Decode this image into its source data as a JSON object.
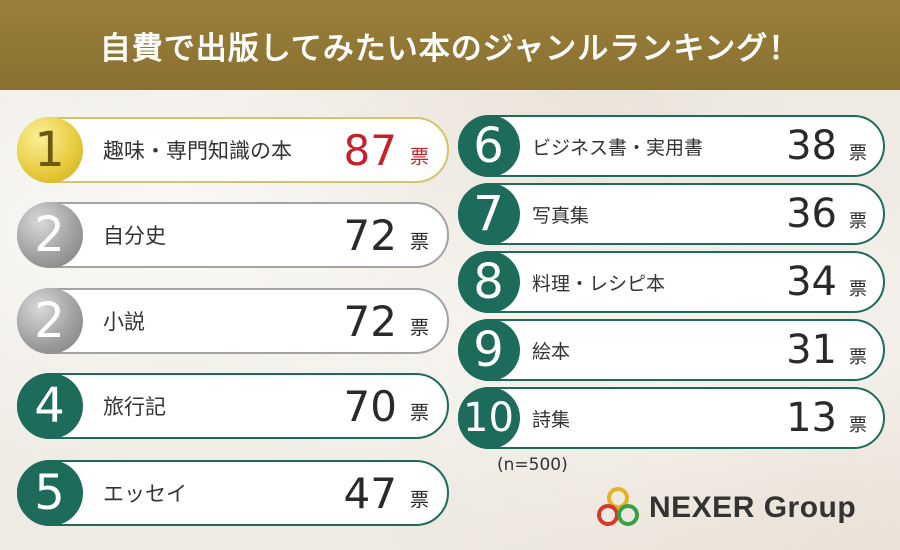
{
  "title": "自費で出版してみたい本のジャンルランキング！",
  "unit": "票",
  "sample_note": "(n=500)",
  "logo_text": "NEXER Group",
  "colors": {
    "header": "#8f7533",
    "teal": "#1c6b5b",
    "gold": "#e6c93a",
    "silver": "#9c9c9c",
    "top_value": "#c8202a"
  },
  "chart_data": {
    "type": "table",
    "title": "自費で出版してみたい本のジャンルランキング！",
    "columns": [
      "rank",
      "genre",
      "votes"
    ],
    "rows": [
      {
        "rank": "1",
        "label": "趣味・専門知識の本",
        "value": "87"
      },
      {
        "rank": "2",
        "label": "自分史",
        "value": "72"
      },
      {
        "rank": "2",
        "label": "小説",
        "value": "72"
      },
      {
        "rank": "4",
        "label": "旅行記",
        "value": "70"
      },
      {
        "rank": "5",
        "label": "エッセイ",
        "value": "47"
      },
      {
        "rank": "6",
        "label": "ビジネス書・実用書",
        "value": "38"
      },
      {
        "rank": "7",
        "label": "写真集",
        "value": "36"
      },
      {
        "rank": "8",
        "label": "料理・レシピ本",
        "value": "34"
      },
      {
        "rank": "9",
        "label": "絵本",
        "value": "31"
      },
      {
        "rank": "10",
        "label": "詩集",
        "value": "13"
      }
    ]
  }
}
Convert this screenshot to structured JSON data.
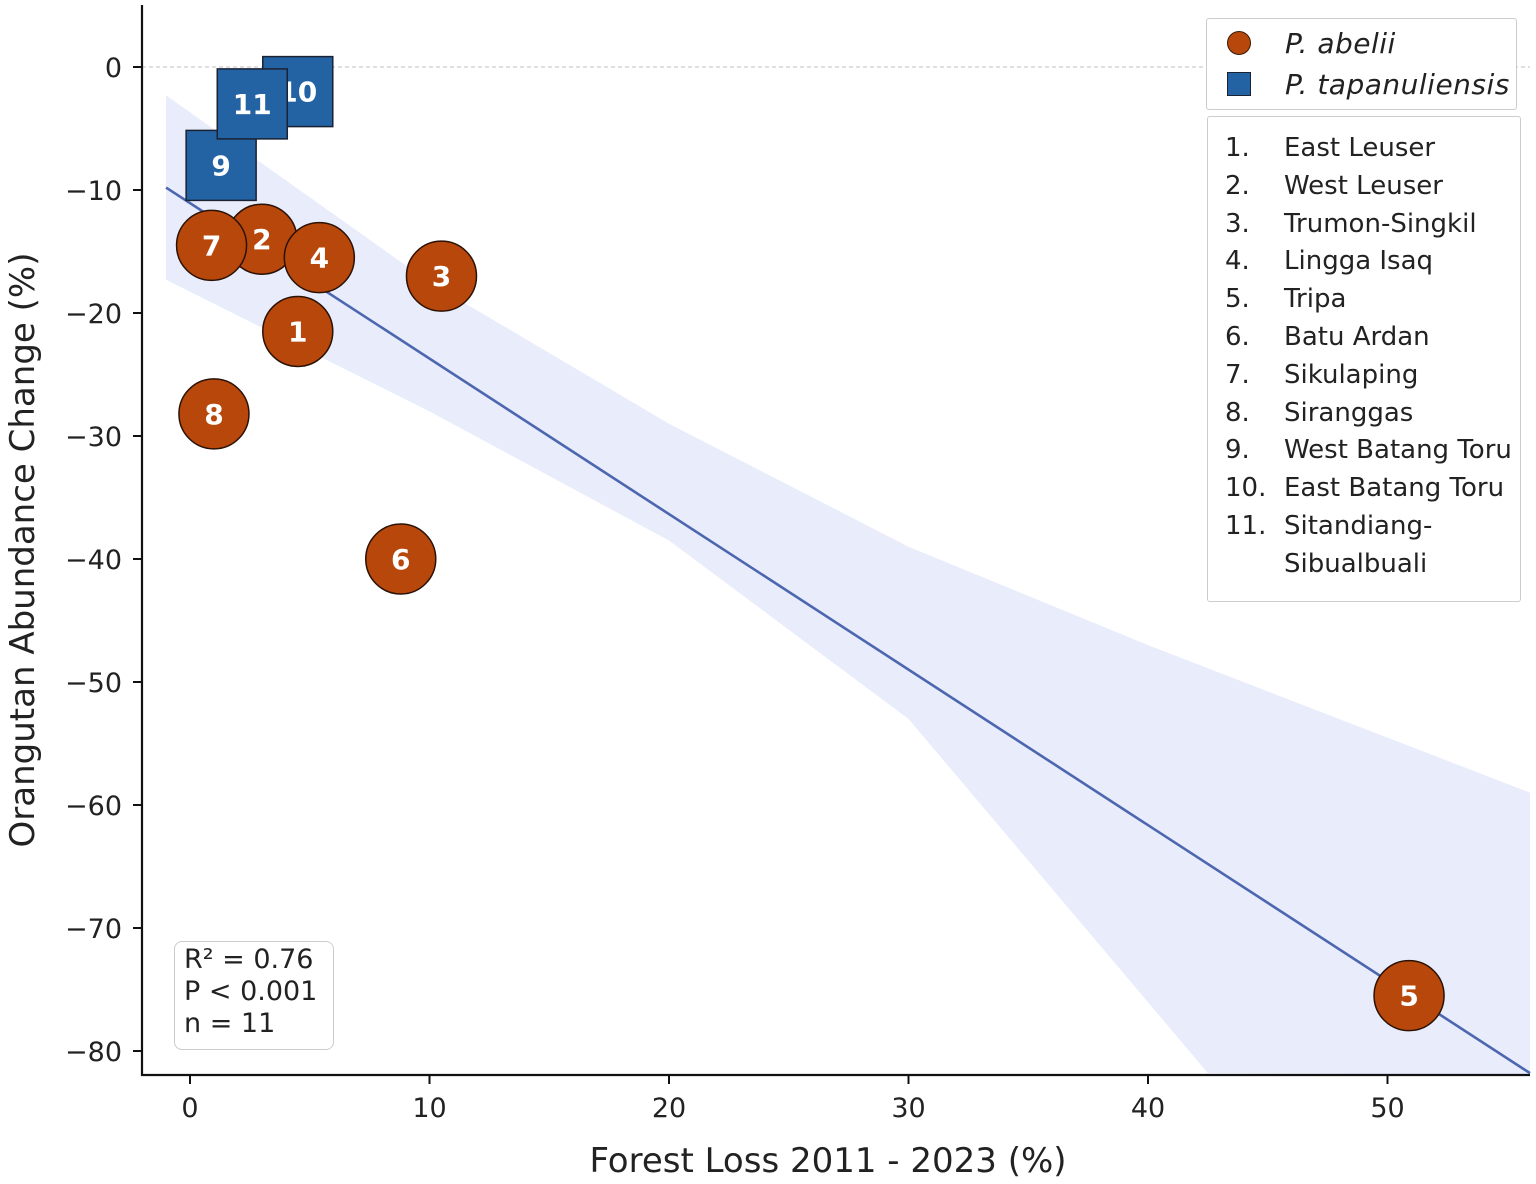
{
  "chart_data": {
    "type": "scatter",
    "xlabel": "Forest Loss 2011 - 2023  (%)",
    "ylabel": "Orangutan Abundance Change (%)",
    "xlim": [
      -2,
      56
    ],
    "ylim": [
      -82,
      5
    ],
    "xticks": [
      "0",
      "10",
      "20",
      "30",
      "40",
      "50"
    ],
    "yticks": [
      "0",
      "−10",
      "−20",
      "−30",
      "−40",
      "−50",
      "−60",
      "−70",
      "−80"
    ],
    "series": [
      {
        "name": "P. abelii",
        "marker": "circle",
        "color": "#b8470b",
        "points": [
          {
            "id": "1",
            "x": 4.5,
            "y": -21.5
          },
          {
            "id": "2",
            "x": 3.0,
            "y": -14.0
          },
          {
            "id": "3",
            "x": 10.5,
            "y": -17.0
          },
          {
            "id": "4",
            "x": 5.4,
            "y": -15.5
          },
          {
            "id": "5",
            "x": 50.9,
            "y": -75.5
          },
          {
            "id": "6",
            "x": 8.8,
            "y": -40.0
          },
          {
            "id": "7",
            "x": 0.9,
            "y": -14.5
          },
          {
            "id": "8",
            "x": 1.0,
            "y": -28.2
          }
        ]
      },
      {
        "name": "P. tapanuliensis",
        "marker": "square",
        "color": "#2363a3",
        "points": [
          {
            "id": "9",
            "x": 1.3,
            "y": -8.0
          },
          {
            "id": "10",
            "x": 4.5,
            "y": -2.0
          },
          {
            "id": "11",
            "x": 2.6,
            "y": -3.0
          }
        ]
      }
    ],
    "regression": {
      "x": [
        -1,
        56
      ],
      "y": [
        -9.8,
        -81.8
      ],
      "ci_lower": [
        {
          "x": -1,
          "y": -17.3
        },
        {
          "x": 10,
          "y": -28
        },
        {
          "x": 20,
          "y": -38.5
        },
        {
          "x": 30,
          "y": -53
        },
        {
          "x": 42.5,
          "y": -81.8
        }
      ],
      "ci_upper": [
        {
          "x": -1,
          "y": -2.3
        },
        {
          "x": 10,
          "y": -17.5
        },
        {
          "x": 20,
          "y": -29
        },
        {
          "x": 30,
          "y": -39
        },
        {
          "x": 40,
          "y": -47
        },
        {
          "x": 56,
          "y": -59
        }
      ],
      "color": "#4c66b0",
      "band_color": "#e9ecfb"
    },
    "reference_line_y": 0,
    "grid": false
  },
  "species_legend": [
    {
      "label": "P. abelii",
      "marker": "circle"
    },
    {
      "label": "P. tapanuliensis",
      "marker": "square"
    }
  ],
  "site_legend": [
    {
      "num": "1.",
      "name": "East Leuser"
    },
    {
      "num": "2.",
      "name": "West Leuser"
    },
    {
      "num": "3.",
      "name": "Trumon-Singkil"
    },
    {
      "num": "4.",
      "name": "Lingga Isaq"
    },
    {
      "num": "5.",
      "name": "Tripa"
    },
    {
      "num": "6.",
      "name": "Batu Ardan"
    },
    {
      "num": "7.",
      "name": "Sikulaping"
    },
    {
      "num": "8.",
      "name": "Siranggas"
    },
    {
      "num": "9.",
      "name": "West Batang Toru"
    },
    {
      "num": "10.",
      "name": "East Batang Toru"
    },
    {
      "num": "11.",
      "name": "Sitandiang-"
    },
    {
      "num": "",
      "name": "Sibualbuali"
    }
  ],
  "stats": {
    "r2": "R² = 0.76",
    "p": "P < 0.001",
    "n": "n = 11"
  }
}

---

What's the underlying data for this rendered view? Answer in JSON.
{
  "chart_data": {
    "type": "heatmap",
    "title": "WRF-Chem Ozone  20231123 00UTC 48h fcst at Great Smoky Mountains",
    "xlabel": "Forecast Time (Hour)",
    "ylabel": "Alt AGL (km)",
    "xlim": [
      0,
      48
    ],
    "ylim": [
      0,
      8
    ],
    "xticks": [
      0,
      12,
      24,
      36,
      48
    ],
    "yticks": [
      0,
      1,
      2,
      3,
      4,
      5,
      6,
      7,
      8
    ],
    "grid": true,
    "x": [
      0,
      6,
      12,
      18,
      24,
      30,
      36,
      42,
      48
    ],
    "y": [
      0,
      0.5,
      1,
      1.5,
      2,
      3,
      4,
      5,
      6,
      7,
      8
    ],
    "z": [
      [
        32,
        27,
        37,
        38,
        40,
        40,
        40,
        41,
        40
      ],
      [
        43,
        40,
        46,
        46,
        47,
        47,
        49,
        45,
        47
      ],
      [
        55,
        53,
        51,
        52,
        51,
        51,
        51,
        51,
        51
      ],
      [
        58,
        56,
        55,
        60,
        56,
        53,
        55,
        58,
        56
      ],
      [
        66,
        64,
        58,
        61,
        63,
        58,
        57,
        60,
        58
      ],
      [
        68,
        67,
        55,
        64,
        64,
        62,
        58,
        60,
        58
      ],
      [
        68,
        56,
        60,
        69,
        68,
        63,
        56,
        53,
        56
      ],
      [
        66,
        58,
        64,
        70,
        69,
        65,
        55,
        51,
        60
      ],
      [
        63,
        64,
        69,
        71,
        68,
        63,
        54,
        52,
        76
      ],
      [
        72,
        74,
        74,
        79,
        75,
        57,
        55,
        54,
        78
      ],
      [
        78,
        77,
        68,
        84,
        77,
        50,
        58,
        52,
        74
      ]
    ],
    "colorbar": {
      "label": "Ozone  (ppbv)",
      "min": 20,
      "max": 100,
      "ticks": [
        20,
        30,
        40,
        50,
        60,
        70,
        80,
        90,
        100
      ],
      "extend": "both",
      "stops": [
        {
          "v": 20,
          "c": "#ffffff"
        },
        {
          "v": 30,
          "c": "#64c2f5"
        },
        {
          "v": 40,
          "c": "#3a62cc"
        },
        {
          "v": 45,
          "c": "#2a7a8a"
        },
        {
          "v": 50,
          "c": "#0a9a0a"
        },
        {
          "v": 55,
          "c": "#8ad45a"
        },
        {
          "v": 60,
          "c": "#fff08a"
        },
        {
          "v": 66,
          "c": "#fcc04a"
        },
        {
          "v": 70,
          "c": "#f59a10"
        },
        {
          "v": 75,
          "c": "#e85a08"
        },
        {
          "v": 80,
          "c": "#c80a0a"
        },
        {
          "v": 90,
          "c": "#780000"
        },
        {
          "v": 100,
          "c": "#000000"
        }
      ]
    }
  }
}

Exercise directions
Copy all lines from the data that hold the word "Batang".

Completed exercise
      "name": "West Batang Toru"
      "name": "East Batang Toru"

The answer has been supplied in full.